::: Data to use :::

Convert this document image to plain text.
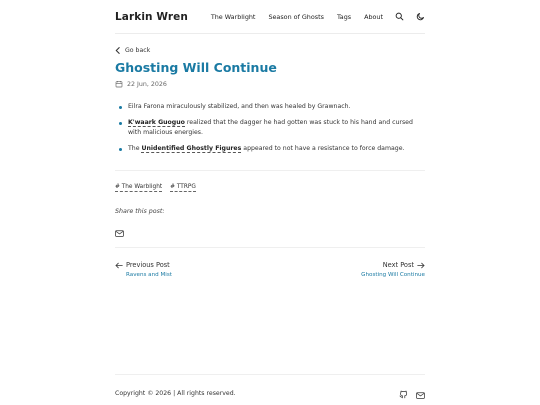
Larkin Wren	The Warblight Season of Ghosts Tags About
Go back
Ghosting Will Continue
22 Jun, 2026
Eilra Farona miraculously stabilized, and then was healed by Grawnach.
K'waark Guoguo realized that the dagger he had gotten was stuck to his hand and cursed with malicious energies.
The Unidentified Ghostly Figures appeared to not have a resistance to force damage.
# The Warblight # TTRPG
Share this post:
Previous Post
Ravens and Mist
Next Post
Ghosting Will Continue
Copyright © 2026 | All rights reserved.
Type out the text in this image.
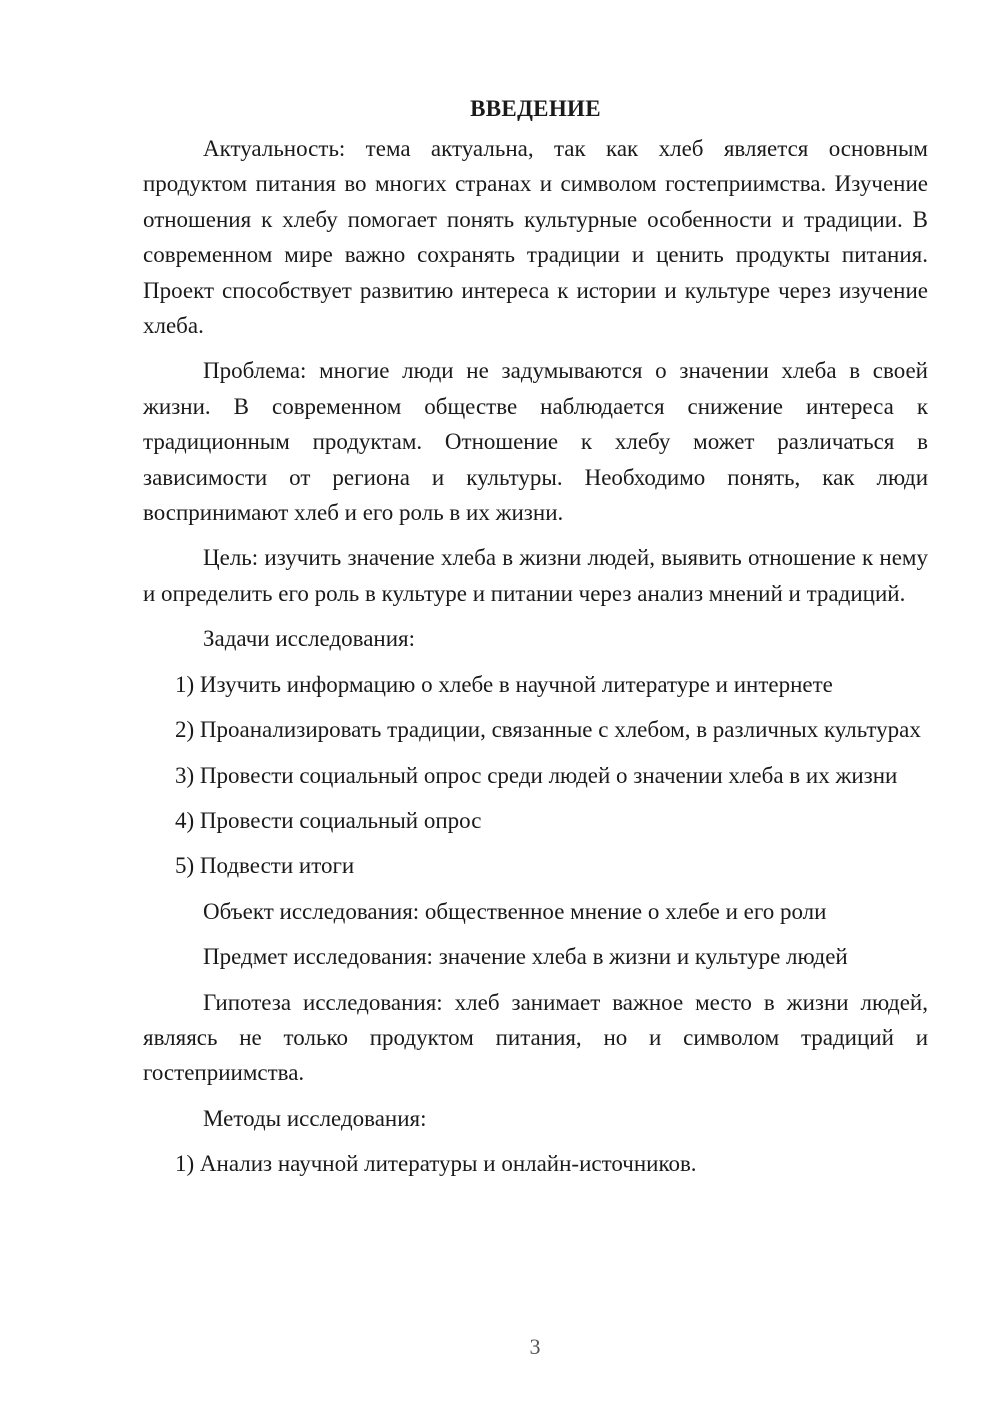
ВВЕДЕНИЕ

Актуальность: тема актуальна, так как хлеб является основным продуктом питания во многих странах и символом гостеприимства. Изучение отношения к хлебу помогает понять культурные особенности и традиции. В современном мире важно сохранять традиции и ценить продукты питания. Проект способствует развитию интереса к истории и культуре через изучение хлеба.

Проблема: многие люди не задумываются о значении хлеба в своей жизни. В современном обществе наблюдается снижение интереса к традиционным продуктам. Отношение к хлебу может различаться в зависимости от региона и культуры. Необходимо понять, как люди воспринимают хлеб и его роль в их жизни.

Цель: изучить значение хлеба в жизни людей, выявить отношение к нему и определить его роль в культуре и питании через анализ мнений и традиций.

Задачи исследования:

1) Изучить информацию о хлебе в научной литературе и интернете

2) Проанализировать традиции, связанные с хлебом, в различных культурах

3) Провести социальный опрос среди людей о значении хлеба в их жизни

4) Провести социальный опрос

5) Подвести итоги

Объект исследования: общественное мнение о хлебе и его роли

Предмет исследования: значение хлеба в жизни и культуре людей

Гипотеза исследования: хлеб занимает важное место в жизни людей, являясь не только продуктом питания, но и символом традиций и гостеприимства.

Методы исследования:

1) Анализ научной литературы и онлайн-источников.

3
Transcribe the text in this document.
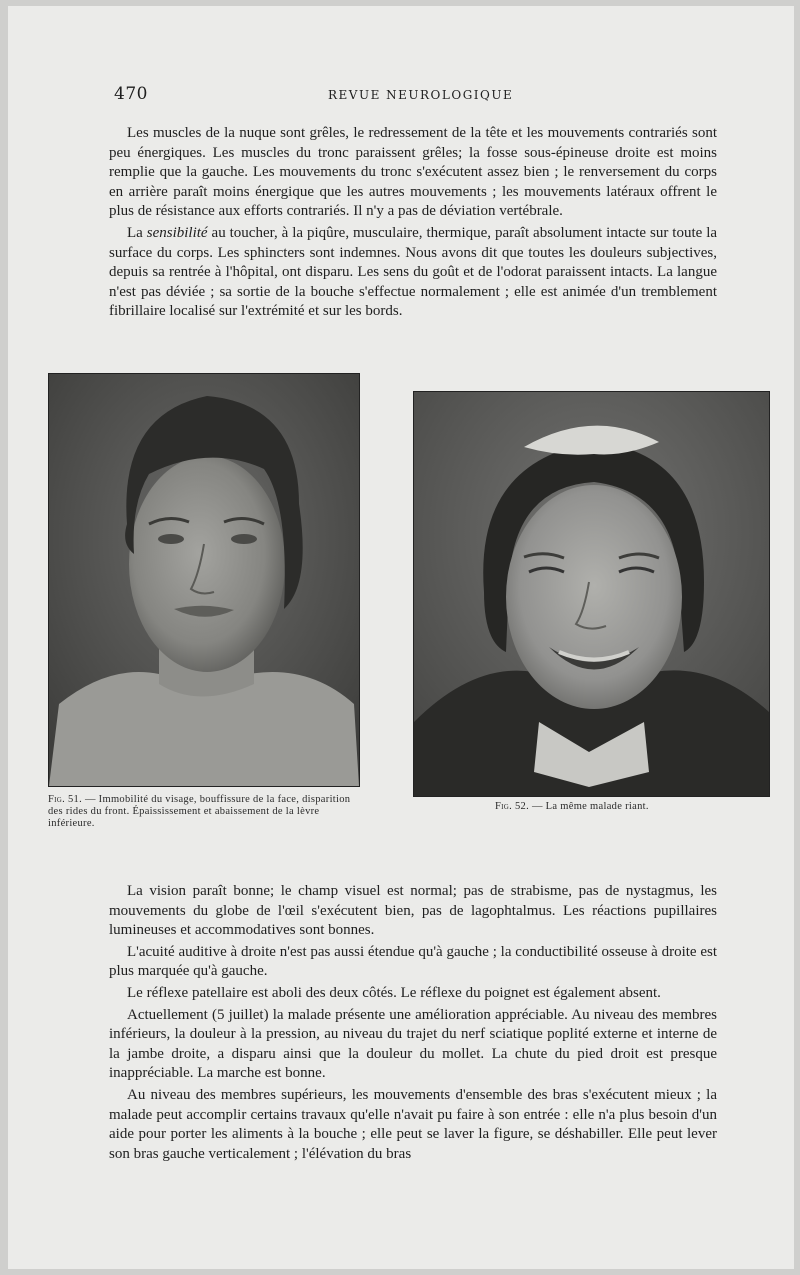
470	REVUE NEUROLOGIQUE

Les muscles de la nuque sont grêles, le redressement de la tête et les mouvements contrariés sont peu énergiques. Les muscles du tronc paraissent grêles; la fosse sous-épineuse droite est moins remplie que la gauche. Les mouvements du tronc s'exécutent assez bien ; le renversement du corps en arrière paraît moins énergique que les autres mouvements ; les mouvements latéraux offrent le plus de résistance aux efforts contrariés. Il n'y a pas de déviation vertébrale.

La sensibilité au toucher, à la piqûre, musculaire, thermique, paraît absolument intacte sur toute la surface du corps. Les sphincters sont indemnes. Nous avons dit que toutes les douleurs subjectives, depuis sa rentrée à l'hôpital, ont disparu. Les sens du goût et de l'odorat paraissent intacts. La langue n'est pas déviée ; sa sortie de la bouche s'effectue normalement ; elle est animée d'un tremblement fibrillaire localisé sur l'extrémité et sur les bords.

Fig. 51. — Immobilité du visage, bouffissure de la face, disparition des rides du front. Épaississement et abaissement de la lèvre inférieure.
Fig. 52. — La même malade riant.

La vision paraît bonne; le champ visuel est normal; pas de strabisme, pas de nystagmus, les mouvements du globe de l'œil s'exécutent bien, pas de lagophtalmus. Les réactions pupillaires lumineuses et accommodatives sont bonnes.

L'acuité auditive à droite n'est pas aussi étendue qu'à gauche ; la conductibilité osseuse à droite est plus marquée qu'à gauche.

Le réflexe patellaire est aboli des deux côtés. Le réflexe du poignet est également absent.

Actuellement (5 juillet) la malade présente une amélioration appréciable. Au niveau des membres inférieurs, la douleur à la pression, au niveau du trajet du nerf sciatique poplité externe et interne de la jambe droite, a disparu ainsi que la douleur du mollet. La chute du pied droit est presque inappréciable. La marche est bonne.

Au niveau des membres supérieurs, les mouvements d'ensemble des bras s'exécutent mieux ; la malade peut accomplir certains travaux qu'elle n'avait pu faire à son entrée : elle n'a plus besoin d'un aide pour porter les aliments à la bouche ; elle peut se laver la figure, se déshabiller. Elle peut lever son bras gauche verticalement ; l'élévation du bras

:::

**Your instructions**:
Take every line containing the word "Провести" and copy it.

**Output of the exercise**:
3) Провести социальный опрос среди людей о значении хлеба в их жизни
4) Провести социальный опрос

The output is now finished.